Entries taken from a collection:
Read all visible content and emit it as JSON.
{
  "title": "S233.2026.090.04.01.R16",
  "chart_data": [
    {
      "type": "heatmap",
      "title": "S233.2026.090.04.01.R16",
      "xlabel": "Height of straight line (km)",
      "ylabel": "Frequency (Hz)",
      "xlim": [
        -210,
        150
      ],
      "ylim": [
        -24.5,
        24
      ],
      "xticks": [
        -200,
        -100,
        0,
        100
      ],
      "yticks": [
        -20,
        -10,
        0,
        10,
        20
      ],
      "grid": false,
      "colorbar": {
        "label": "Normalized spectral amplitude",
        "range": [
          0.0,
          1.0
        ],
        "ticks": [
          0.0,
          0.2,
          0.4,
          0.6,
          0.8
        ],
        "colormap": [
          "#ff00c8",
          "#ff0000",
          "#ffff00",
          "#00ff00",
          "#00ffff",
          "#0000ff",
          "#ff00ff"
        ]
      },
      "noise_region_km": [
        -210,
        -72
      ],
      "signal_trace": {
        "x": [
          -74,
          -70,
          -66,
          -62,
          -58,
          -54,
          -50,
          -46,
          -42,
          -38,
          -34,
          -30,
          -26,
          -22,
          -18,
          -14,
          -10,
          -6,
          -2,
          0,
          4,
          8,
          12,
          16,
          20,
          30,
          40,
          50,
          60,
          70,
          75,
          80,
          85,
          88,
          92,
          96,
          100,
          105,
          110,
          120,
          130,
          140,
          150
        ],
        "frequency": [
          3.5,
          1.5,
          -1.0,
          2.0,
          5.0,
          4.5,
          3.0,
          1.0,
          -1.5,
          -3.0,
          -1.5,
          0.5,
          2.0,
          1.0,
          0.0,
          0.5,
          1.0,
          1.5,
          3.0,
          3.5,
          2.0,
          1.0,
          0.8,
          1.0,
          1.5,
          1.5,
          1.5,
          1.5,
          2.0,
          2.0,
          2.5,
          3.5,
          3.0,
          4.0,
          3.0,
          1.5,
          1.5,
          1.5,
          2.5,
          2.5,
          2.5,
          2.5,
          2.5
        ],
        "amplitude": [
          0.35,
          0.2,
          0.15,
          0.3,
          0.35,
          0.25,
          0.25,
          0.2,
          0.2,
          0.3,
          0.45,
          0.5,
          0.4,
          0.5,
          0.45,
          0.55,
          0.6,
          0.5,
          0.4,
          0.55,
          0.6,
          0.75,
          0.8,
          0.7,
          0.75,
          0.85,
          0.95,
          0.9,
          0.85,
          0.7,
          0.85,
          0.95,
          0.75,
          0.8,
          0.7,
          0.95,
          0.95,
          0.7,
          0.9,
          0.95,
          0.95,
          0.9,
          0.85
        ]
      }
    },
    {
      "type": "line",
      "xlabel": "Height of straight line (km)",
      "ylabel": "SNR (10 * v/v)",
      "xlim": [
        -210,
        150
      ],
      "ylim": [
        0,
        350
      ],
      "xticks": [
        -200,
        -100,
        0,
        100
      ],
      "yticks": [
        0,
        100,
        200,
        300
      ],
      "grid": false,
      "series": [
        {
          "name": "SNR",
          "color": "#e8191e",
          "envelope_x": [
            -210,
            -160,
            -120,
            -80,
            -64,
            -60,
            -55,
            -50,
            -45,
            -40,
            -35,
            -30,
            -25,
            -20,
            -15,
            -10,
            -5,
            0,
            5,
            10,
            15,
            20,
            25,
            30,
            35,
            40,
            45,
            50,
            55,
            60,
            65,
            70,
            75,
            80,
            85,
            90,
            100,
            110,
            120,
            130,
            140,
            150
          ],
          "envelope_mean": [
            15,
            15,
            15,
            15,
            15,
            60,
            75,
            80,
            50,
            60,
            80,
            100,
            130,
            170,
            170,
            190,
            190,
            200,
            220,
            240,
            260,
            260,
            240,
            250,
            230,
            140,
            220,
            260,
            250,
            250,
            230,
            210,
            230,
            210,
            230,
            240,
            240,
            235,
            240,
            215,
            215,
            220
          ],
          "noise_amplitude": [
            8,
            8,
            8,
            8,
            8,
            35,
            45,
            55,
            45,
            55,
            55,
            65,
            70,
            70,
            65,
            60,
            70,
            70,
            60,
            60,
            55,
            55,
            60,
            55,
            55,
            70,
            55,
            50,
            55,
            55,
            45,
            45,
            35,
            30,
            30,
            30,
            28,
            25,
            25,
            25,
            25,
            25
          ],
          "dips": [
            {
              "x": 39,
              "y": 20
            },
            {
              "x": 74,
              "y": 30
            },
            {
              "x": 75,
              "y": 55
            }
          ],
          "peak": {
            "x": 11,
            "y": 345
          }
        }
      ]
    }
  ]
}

▶ **STATED PROBLEM**
Write out every line exactly as it stands.

▶ **ANSWER FOR THE TASK**
Read all visible content and emit it as JSON.
{
  "title": "S233.2026.090.04.01.R16",
  "chart_data": [
    {
      "type": "heatmap",
      "title": "S233.2026.090.04.01.R16",
      "xlabel": "Height of straight line (km)",
      "ylabel": "Frequency (Hz)",
      "xlim": [
        -210,
        150
      ],
      "ylim": [
        -24.5,
        24
      ],
      "xticks": [
        -200,
        -100,
        0,
        100
      ],
      "yticks": [
        -20,
        -10,
        0,
        10,
        20
      ],
      "grid": false,
      "colorbar": {
        "label": "Normalized spectral amplitude",
        "range": [
          0.0,
          1.0
        ],
        "ticks": [
          0.0,
          0.2,
          0.4,
          0.6,
          0.8
        ],
        "colormap": [
          "#ff00c8",
          "#ff0000",
          "#ffff00",
          "#00ff00",
          "#00ffff",
          "#0000ff",
          "#ff00ff"
        ]
      },
      "noise_region_km": [
        -210,
        -72
      ],
      "signal_trace": {
        "x": [
          -74,
          -70,
          -66,
          -62,
          -58,
          -54,
          -50,
          -46,
          -42,
          -38,
          -34,
          -30,
          -26,
          -22,
          -18,
          -14,
          -10,
          -6,
          -2,
          0,
          4,
          8,
          12,
          16,
          20,
          30,
          40,
          50,
          60,
          70,
          75,
          80,
          85,
          88,
          92,
          96,
          100,
          105,
          110,
          120,
          130,
          140,
          150
        ],
        "frequency": [
          3.5,
          1.5,
          -1.0,
          2.0,
          5.0,
          4.5,
          3.0,
          1.0,
          -1.5,
          -3.0,
          -1.5,
          0.5,
          2.0,
          1.0,
          0.0,
          0.5,
          1.0,
          1.5,
          3.0,
          3.5,
          2.0,
          1.0,
          0.8,
          1.0,
          1.5,
          1.5,
          1.5,
          1.5,
          2.0,
          2.0,
          2.5,
          3.5,
          3.0,
          4.0,
          3.0,
          1.5,
          1.5,
          1.5,
          2.5,
          2.5,
          2.5,
          2.5,
          2.5
        ],
        "amplitude": [
          0.35,
          0.2,
          0.15,
          0.3,
          0.35,
          0.25,
          0.25,
          0.2,
          0.2,
          0.3,
          0.45,
          0.5,
          0.4,
          0.5,
          0.45,
          0.55,
          0.6,
          0.5,
          0.4,
          0.55,
          0.6,
          0.75,
          0.8,
          0.7,
          0.75,
          0.85,
          0.95,
          0.9,
          0.85,
          0.7,
          0.85,
          0.95,
          0.75,
          0.8,
          0.7,
          0.95,
          0.95,
          0.7,
          0.9,
          0.95,
          0.95,
          0.9,
          0.85
        ]
      }
    },
    {
      "type": "line",
      "xlabel": "Height of straight line (km)",
      "ylabel": "SNR (10 * v/v)",
      "xlim": [
        -210,
        150
      ],
      "ylim": [
        0,
        350
      ],
      "xticks": [
        -200,
        -100,
        0,
        100
      ],
      "yticks": [
        0,
        100,
        200,
        300
      ],
      "grid": false,
      "series": [
        {
          "name": "SNR",
          "color": "#e8191e",
          "envelope_x": [
            -210,
            -160,
            -120,
            -80,
            -64,
            -60,
            -55,
            -50,
            -45,
            -40,
            -35,
            -30,
            -25,
            -20,
            -15,
            -10,
            -5,
            0,
            5,
            10,
            15,
            20,
            25,
            30,
            35,
            40,
            45,
            50,
            55,
            60,
            65,
            70,
            75,
            80,
            85,
            90,
            100,
            110,
            120,
            130,
            140,
            150
          ],
          "envelope_mean": [
            15,
            15,
            15,
            15,
            15,
            60,
            75,
            80,
            50,
            60,
            80,
            100,
            130,
            170,
            170,
            190,
            190,
            200,
            220,
            240,
            260,
            260,
            240,
            250,
            230,
            140,
            220,
            260,
            250,
            250,
            230,
            210,
            230,
            210,
            230,
            240,
            240,
            235,
            240,
            215,
            215,
            220
          ],
          "noise_amplitude": [
            8,
            8,
            8,
            8,
            8,
            35,
            45,
            55,
            45,
            55,
            55,
            65,
            70,
            70,
            65,
            60,
            70,
            70,
            60,
            60,
            55,
            55,
            60,
            55,
            55,
            70,
            55,
            50,
            55,
            55,
            45,
            45,
            35,
            30,
            30,
            30,
            28,
            25,
            25,
            25,
            25,
            25
          ],
          "dips": [
            {
              "x": 39,
              "y": 20
            },
            {
              "x": 74,
              "y": 30
            },
            {
              "x": 75,
              "y": 55
            }
          ],
          "peak": {
            "x": 11,
            "y": 345
          }
        }
      ]
    }
  ]
}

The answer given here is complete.